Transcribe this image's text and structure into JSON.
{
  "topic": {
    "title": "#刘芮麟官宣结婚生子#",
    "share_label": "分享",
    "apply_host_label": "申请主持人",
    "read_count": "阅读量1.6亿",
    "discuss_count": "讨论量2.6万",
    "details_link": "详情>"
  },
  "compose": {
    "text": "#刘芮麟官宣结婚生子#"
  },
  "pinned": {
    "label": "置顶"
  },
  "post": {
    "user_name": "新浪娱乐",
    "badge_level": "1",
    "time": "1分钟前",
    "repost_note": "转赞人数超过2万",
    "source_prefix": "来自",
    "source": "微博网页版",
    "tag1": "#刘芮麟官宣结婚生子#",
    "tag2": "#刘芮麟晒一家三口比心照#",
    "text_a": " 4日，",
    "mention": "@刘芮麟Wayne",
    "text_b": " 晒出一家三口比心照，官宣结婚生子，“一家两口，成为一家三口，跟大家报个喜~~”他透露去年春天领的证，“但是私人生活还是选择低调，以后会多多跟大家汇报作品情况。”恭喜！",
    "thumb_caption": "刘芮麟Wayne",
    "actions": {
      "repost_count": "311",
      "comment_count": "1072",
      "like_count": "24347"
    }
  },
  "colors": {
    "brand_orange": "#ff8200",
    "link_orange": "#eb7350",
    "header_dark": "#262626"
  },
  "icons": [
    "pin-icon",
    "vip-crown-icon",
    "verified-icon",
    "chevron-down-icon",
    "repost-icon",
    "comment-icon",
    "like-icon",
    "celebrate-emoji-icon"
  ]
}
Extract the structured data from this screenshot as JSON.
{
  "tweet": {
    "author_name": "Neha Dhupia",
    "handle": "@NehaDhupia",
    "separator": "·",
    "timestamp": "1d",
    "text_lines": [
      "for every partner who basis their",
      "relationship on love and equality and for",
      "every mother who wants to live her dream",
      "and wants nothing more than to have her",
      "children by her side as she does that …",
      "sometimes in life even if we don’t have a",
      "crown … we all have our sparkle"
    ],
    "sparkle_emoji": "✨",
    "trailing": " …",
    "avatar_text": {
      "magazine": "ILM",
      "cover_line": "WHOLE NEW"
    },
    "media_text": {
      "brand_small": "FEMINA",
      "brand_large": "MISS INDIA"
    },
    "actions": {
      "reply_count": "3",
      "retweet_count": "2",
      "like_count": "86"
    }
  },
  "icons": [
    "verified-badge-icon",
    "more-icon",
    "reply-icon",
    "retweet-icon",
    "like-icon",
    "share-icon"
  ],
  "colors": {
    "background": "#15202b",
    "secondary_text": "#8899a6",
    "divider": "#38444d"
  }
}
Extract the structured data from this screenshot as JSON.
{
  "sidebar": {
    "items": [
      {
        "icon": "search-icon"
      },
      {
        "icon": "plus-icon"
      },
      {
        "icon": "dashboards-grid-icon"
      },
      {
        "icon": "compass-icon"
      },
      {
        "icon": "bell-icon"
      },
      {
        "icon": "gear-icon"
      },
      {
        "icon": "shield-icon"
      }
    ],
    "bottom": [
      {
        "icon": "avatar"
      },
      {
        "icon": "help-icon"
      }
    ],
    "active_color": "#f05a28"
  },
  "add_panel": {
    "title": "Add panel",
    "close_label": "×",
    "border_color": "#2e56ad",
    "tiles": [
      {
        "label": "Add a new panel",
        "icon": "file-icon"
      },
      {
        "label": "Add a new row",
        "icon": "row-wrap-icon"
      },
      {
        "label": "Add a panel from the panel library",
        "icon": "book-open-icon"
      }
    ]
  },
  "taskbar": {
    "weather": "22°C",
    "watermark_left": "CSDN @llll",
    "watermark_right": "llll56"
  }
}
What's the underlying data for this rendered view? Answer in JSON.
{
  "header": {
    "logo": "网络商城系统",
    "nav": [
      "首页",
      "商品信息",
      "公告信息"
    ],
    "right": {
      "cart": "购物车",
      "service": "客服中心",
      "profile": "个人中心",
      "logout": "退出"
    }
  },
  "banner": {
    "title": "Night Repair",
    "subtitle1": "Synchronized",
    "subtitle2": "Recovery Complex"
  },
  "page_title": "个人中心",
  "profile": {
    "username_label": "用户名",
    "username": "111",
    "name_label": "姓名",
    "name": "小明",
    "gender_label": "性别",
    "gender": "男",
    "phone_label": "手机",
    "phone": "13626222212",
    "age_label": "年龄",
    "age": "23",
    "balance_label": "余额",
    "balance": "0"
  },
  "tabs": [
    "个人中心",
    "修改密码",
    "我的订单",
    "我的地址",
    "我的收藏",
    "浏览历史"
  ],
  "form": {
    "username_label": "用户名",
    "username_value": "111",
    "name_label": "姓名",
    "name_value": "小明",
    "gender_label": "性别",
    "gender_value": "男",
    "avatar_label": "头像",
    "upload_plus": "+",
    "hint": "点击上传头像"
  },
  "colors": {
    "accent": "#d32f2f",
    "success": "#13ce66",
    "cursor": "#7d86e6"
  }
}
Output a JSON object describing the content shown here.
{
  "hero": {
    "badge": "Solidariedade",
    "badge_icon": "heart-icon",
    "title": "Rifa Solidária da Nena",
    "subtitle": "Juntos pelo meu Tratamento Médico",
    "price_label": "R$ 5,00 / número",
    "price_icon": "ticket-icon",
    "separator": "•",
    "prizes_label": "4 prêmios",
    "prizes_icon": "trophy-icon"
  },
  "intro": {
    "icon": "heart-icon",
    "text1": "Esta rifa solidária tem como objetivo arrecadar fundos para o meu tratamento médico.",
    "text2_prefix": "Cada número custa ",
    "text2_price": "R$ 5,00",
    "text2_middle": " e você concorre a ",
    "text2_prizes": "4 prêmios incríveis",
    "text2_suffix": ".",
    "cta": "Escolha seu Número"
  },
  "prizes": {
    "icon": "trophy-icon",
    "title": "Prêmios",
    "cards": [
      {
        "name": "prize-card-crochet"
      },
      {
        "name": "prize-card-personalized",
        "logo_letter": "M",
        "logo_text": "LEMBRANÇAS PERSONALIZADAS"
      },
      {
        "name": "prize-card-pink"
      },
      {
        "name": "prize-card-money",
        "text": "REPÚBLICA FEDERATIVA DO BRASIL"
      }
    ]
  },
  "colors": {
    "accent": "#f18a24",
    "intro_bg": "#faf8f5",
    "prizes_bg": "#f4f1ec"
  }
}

→ **TASK DESCRIPTION**:
Write out the whole listing again. Match it word for word.

→ **SOLUTION BELOW**:
Transcribe this image's text and structure into JSON.
{
  "topic": {
    "title": "#刘芮麟官宣结婚生子#",
    "share_label": "分享",
    "apply_host_label": "申请主持人",
    "read_count": "阅读量1.6亿",
    "discuss_count": "讨论量2.6万",
    "details_link": "详情>"
  },
  "compose": {
    "text": "#刘芮麟官宣结婚生子#"
  },
  "pinned": {
    "label": "置顶"
  },
  "post": {
    "user_name": "新浪娱乐",
    "badge_level": "1",
    "time": "1分钟前",
    "repost_note": "转赞人数超过2万",
    "source_prefix": "来自",
    "source": "微博网页版",
    "tag1": "#刘芮麟官宣结婚生子#",
    "tag2": "#刘芮麟晒一家三口比心照#",
    "text_a": " 4日，",
    "mention": "@刘芮麟Wayne",
    "text_b": " 晒出一家三口比心照，官宣结婚生子，“一家两口，成为一家三口，跟大家报个喜~~”他透露去年春天领的证，“但是私人生活还是选择低调，以后会多多跟大家汇报作品情况。”恭喜！",
    "thumb_caption": "刘芮麟Wayne",
    "actions": {
      "repost_count": "311",
      "comment_count": "1072",
      "like_count": "24347"
    }
  },
  "colors": {
    "brand_orange": "#ff8200",
    "link_orange": "#eb7350",
    "header_dark": "#262626"
  },
  "icons": [
    "pin-icon",
    "vip-crown-icon",
    "verified-icon",
    "chevron-down-icon",
    "repost-icon",
    "comment-icon",
    "like-icon",
    "celebrate-emoji-icon"
  ]
}
Extract the structured data from this screenshot as JSON.
{
  "tweet": {
    "author_name": "Neha Dhupia",
    "handle": "@NehaDhupia",
    "separator": "·",
    "timestamp": "1d",
    "text_lines": [
      "for every partner who basis their",
      "relationship on love and equality and for",
      "every mother who wants to live her dream",
      "and wants nothing more than to have her",
      "children by her side as she does that …",
      "sometimes in life even if we don’t have a",
      "crown … we all have our sparkle"
    ],
    "sparkle_emoji": "✨",
    "trailing": " …",
    "avatar_text": {
      "magazine": "ILM",
      "cover_line": "WHOLE NEW"
    },
    "media_text": {
      "brand_small": "FEMINA",
      "brand_large": "MISS INDIA"
    },
    "actions": {
      "reply_count": "3",
      "retweet_count": "2",
      "like_count": "86"
    }
  },
  "icons": [
    "verified-badge-icon",
    "more-icon",
    "reply-icon",
    "retweet-icon",
    "like-icon",
    "share-icon"
  ],
  "colors": {
    "background": "#15202b",
    "secondary_text": "#8899a6",
    "divider": "#38444d"
  }
}
Extract the structured data from this screenshot as JSON.
{
  "sidebar": {
    "items": [
      {
        "icon": "search-icon"
      },
      {
        "icon": "plus-icon"
      },
      {
        "icon": "dashboards-grid-icon"
      },
      {
        "icon": "compass-icon"
      },
      {
        "icon": "bell-icon"
      },
      {
        "icon": "gear-icon"
      },
      {
        "icon": "shield-icon"
      }
    ],
    "bottom": [
      {
        "icon": "avatar"
      },
      {
        "icon": "help-icon"
      }
    ],
    "active_color": "#f05a28"
  },
  "add_panel": {
    "title": "Add panel",
    "close_label": "×",
    "border_color": "#2e56ad",
    "tiles": [
      {
        "label": "Add a new panel",
        "icon": "file-icon"
      },
      {
        "label": "Add a new row",
        "icon": "row-wrap-icon"
      },
      {
        "label": "Add a panel from the panel library",
        "icon": "book-open-icon"
      }
    ]
  },
  "taskbar": {
    "weather": "22°C",
    "watermark_left": "CSDN @llll",
    "watermark_right": "llll56"
  }
}
What's the underlying data for this rendered view? Answer in JSON.
{
  "header": {
    "logo": "网络商城系统",
    "nav": [
      "首页",
      "商品信息",
      "公告信息"
    ],
    "right": {
      "cart": "购物车",
      "service": "客服中心",
      "profile": "个人中心",
      "logout": "退出"
    }
  },
  "banner": {
    "title": "Night Repair",
    "subtitle1": "Synchronized",
    "subtitle2": "Recovery Complex"
  },
  "page_title": "个人中心",
  "profile": {
    "username_label": "用户名",
    "username": "111",
    "name_label": "姓名",
    "name": "小明",
    "gender_label": "性别",
    "gender": "男",
    "phone_label": "手机",
    "phone": "13626222212",
    "age_label": "年龄",
    "age": "23",
    "balance_label": "余额",
    "balance": "0"
  },
  "tabs": [
    "个人中心",
    "修改密码",
    "我的订单",
    "我的地址",
    "我的收藏",
    "浏览历史"
  ],
  "form": {
    "username_label": "用户名",
    "username_value": "111",
    "name_label": "姓名",
    "name_value": "小明",
    "gender_label": "性别",
    "gender_value": "男",
    "avatar_label": "头像",
    "upload_plus": "+",
    "hint": "点击上传头像"
  },
  "colors": {
    "accent": "#d32f2f",
    "success": "#13ce66",
    "cursor": "#7d86e6"
  }
}
Output a JSON object describing the content shown here.
{
  "hero": {
    "badge": "Solidariedade",
    "badge_icon": "heart-icon",
    "title": "Rifa Solidária da Nena",
    "subtitle": "Juntos pelo meu Tratamento Médico",
    "price_label": "R$ 5,00 / número",
    "price_icon": "ticket-icon",
    "separator": "•",
    "prizes_label": "4 prêmios",
    "prizes_icon": "trophy-icon"
  },
  "intro": {
    "icon": "heart-icon",
    "text1": "Esta rifa solidária tem como objetivo arrecadar fundos para o meu tratamento médico.",
    "text2_prefix": "Cada número custa ",
    "text2_price": "R$ 5,00",
    "text2_middle": " e você concorre a ",
    "text2_prizes": "4 prêmios incríveis",
    "text2_suffix": ".",
    "cta": "Escolha seu Número"
  },
  "prizes": {
    "icon": "trophy-icon",
    "title": "Prêmios",
    "cards": [
      {
        "name": "prize-card-crochet"
      },
      {
        "name": "prize-card-personalized",
        "logo_letter": "M",
        "logo_text": "LEMBRANÇAS PERSONALIZADAS"
      },
      {
        "name": "prize-card-pink"
      },
      {
        "name": "prize-card-money",
        "text": "REPÚBLICA FEDERATIVA DO BRASIL"
      }
    ]
  },
  "colors": {
    "accent": "#f18a24",
    "intro_bg": "#faf8f5",
    "prizes_bg": "#f4f1ec"
  }
}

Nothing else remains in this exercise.